*Exercise instructions:* Reproduce the rows below verbatim, starting at the first one and continuing through the row that contains "row-number: 5 xyxy=(0,518,55,557)".

Stored entries
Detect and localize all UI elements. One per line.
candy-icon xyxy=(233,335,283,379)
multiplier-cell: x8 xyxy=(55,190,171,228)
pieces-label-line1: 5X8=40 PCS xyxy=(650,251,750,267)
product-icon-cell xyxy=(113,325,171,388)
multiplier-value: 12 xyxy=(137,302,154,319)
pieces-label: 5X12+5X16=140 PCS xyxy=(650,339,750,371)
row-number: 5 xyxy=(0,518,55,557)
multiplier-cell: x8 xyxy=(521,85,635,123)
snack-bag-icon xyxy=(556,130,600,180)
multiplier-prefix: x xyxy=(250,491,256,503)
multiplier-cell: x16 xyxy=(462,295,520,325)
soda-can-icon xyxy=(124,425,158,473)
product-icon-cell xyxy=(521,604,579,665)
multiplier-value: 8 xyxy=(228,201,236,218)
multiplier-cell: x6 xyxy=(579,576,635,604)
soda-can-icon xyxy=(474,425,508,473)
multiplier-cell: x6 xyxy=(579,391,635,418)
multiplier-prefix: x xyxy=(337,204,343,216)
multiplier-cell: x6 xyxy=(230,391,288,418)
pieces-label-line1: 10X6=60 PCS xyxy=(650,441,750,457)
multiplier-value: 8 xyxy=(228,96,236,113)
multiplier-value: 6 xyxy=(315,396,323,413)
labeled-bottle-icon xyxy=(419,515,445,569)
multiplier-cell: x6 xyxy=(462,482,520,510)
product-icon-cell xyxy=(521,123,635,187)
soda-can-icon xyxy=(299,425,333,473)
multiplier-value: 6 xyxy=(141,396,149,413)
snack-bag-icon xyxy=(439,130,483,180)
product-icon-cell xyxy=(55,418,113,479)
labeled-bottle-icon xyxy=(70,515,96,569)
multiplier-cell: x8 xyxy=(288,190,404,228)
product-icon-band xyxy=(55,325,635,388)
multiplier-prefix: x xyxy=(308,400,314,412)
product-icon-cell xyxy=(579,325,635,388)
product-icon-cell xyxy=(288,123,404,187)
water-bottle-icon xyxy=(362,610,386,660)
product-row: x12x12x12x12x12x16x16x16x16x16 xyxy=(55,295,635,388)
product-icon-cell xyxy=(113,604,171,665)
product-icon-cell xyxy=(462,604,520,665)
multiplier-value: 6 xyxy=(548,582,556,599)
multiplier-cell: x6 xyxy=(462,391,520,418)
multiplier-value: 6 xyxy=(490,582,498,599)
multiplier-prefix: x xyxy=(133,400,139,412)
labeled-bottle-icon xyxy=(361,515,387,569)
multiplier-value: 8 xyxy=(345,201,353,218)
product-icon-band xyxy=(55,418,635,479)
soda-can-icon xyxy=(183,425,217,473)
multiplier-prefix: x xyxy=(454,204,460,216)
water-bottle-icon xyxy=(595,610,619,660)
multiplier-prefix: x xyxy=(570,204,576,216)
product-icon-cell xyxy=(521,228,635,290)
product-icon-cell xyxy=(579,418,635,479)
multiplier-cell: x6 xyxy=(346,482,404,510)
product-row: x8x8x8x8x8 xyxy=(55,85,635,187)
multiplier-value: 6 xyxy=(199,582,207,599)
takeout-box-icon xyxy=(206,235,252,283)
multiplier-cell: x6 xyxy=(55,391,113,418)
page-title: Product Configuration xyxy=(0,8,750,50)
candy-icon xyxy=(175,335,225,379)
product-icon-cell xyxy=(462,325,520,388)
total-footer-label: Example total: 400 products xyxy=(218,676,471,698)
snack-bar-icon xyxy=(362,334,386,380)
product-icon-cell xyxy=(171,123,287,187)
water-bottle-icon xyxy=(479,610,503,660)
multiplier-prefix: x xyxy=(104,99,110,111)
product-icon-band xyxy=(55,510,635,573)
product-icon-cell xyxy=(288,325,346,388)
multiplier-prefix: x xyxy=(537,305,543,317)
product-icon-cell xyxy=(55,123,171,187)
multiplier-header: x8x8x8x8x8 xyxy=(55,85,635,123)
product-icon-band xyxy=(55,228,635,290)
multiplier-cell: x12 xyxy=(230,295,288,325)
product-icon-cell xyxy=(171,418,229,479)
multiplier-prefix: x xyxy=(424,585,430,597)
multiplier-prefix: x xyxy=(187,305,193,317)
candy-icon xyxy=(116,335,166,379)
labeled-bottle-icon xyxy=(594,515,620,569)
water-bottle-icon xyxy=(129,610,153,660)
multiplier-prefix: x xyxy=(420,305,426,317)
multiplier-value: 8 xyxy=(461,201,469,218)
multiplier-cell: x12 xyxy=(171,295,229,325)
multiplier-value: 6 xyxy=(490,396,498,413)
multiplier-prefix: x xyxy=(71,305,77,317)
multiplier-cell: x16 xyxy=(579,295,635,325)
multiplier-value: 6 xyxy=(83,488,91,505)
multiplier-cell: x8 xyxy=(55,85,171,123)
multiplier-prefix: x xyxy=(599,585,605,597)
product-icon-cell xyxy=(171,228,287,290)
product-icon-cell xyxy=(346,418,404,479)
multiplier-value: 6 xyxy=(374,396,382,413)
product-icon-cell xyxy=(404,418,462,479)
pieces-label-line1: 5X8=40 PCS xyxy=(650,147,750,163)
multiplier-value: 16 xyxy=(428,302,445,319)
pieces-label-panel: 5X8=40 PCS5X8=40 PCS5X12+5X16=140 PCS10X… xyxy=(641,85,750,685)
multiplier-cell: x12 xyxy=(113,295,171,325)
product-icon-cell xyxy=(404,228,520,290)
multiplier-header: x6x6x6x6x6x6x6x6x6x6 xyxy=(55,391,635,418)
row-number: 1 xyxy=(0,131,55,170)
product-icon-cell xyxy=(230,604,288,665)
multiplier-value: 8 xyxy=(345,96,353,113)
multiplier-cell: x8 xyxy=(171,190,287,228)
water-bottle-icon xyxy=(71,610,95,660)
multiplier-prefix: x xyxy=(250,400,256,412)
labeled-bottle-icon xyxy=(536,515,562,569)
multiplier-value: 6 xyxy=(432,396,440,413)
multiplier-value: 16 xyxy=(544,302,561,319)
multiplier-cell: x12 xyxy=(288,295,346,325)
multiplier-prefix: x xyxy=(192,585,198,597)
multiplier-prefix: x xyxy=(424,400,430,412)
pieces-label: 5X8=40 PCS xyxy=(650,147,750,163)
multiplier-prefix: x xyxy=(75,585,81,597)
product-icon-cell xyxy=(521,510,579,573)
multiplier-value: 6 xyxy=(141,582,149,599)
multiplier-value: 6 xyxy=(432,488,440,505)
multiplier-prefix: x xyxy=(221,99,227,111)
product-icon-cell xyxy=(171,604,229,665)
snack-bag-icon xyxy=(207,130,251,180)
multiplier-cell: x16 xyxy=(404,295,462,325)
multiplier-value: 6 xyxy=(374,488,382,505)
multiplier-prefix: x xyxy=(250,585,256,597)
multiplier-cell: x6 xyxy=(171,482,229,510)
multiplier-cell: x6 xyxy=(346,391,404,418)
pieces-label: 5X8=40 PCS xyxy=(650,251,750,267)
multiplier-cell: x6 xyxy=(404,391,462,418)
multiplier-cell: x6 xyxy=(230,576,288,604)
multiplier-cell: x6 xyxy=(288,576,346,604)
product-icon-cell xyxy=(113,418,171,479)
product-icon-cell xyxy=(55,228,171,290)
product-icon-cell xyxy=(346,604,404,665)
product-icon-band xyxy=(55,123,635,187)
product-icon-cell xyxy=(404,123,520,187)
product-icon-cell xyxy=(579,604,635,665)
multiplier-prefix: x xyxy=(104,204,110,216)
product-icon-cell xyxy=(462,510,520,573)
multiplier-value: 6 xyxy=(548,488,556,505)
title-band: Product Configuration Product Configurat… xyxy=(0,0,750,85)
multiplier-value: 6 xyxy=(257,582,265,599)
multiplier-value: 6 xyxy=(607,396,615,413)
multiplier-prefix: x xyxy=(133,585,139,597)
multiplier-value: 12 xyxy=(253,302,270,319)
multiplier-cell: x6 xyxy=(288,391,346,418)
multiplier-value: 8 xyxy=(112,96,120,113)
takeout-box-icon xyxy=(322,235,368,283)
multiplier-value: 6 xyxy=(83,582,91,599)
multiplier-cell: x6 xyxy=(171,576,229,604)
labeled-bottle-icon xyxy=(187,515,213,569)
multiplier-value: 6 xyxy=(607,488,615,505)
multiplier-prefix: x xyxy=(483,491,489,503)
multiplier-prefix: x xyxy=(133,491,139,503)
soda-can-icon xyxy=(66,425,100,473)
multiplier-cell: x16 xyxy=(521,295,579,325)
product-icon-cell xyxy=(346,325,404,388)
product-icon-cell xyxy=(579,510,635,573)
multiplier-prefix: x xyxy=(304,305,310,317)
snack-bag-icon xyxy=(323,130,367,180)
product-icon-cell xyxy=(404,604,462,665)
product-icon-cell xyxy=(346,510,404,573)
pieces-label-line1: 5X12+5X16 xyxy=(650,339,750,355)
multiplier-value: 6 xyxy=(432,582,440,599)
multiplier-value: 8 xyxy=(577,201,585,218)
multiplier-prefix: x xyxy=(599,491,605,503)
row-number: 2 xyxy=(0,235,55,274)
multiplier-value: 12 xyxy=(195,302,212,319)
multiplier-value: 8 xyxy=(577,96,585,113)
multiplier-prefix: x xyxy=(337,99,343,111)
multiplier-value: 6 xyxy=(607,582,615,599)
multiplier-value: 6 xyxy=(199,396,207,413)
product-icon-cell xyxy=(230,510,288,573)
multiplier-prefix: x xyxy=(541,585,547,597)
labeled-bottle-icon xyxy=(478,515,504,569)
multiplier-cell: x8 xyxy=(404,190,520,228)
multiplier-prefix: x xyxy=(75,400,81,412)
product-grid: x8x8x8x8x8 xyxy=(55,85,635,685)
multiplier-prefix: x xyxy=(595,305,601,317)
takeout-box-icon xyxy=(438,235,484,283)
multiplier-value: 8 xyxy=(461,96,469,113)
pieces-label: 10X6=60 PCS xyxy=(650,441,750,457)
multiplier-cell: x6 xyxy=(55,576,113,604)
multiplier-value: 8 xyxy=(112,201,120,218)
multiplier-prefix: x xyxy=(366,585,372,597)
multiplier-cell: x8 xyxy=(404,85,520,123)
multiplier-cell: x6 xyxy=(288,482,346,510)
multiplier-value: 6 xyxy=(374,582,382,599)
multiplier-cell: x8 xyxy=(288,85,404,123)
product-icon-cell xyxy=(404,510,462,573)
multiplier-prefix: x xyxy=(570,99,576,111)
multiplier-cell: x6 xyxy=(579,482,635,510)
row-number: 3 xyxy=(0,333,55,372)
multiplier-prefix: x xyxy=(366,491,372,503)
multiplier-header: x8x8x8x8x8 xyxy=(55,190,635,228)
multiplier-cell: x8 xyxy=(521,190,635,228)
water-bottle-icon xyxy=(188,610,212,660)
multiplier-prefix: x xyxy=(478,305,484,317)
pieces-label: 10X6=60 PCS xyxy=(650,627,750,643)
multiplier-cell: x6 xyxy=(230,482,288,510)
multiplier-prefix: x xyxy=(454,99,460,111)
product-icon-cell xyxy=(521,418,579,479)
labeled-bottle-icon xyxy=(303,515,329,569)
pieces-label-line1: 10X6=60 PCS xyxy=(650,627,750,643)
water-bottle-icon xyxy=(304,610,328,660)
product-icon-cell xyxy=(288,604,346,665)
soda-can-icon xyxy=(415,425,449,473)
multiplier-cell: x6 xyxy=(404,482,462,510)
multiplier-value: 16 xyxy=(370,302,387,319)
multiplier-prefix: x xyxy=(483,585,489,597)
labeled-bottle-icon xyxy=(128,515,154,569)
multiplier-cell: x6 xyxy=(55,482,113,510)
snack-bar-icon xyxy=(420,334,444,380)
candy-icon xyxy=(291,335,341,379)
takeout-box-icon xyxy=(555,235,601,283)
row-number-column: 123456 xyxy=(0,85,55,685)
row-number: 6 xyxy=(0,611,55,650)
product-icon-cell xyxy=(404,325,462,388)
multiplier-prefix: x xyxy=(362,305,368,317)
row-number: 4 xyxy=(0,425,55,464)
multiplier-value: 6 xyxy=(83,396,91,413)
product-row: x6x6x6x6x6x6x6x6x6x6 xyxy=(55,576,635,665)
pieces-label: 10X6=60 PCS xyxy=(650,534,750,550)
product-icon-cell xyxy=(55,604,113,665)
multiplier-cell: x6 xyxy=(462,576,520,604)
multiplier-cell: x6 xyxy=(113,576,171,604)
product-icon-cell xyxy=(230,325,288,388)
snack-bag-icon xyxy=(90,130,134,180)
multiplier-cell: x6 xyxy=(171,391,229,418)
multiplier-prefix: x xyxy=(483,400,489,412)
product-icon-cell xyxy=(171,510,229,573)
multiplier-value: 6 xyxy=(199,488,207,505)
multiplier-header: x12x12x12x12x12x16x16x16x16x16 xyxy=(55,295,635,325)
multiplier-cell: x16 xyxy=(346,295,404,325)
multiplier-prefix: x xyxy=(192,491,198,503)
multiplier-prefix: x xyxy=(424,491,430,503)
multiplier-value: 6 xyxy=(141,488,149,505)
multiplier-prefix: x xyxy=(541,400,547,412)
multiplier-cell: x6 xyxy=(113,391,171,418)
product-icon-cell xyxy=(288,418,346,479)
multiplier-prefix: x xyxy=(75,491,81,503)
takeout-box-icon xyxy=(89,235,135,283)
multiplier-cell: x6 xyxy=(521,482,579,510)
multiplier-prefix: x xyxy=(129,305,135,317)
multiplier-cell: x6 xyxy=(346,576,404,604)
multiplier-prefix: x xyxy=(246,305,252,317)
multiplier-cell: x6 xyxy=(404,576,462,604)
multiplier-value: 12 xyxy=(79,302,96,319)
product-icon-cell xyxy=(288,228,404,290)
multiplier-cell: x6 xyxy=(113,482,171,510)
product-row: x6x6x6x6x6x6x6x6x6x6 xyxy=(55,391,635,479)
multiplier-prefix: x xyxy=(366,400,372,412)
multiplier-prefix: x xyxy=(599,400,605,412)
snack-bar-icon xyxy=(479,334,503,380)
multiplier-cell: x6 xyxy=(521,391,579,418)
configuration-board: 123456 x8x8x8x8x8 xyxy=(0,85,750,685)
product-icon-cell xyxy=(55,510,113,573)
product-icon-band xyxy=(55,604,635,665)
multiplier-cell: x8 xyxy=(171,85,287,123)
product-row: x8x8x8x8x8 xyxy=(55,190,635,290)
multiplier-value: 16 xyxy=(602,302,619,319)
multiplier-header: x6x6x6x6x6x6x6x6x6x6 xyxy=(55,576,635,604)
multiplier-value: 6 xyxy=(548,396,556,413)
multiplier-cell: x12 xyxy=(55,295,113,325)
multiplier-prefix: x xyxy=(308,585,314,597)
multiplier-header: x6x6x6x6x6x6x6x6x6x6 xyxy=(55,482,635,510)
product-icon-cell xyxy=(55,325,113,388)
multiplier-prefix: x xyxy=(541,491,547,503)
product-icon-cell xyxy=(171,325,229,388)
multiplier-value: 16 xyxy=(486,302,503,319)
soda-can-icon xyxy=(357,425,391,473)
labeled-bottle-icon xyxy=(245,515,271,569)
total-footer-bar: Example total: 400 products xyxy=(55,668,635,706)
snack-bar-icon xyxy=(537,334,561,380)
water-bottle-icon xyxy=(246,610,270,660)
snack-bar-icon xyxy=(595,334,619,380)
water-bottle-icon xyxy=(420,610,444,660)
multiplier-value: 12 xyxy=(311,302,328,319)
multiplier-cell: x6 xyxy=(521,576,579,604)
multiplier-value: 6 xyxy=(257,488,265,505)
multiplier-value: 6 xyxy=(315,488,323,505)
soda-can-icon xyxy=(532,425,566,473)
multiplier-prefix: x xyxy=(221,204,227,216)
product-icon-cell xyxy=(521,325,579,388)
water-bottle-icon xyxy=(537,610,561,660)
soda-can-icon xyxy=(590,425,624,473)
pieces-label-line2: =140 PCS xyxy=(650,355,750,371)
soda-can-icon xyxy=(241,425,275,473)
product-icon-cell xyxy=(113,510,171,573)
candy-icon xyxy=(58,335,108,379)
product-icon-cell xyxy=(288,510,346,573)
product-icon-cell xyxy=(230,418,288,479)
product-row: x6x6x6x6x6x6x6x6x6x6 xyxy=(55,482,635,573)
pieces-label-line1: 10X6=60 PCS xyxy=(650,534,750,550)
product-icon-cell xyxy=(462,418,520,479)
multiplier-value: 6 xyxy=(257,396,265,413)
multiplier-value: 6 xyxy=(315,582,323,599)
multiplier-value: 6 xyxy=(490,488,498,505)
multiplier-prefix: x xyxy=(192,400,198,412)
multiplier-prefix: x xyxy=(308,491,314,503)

*Written solution:*
Detect and localize all UI elements. One per line.
candy-icon xyxy=(233,335,283,379)
multiplier-cell: x8 xyxy=(55,190,171,228)
pieces-label-line1: 5X8=40 PCS xyxy=(650,251,750,267)
product-icon-cell xyxy=(113,325,171,388)
multiplier-value: 12 xyxy=(137,302,154,319)
pieces-label: 5X12+5X16=140 PCS xyxy=(650,339,750,371)
row-number: 5 xyxy=(0,518,55,557)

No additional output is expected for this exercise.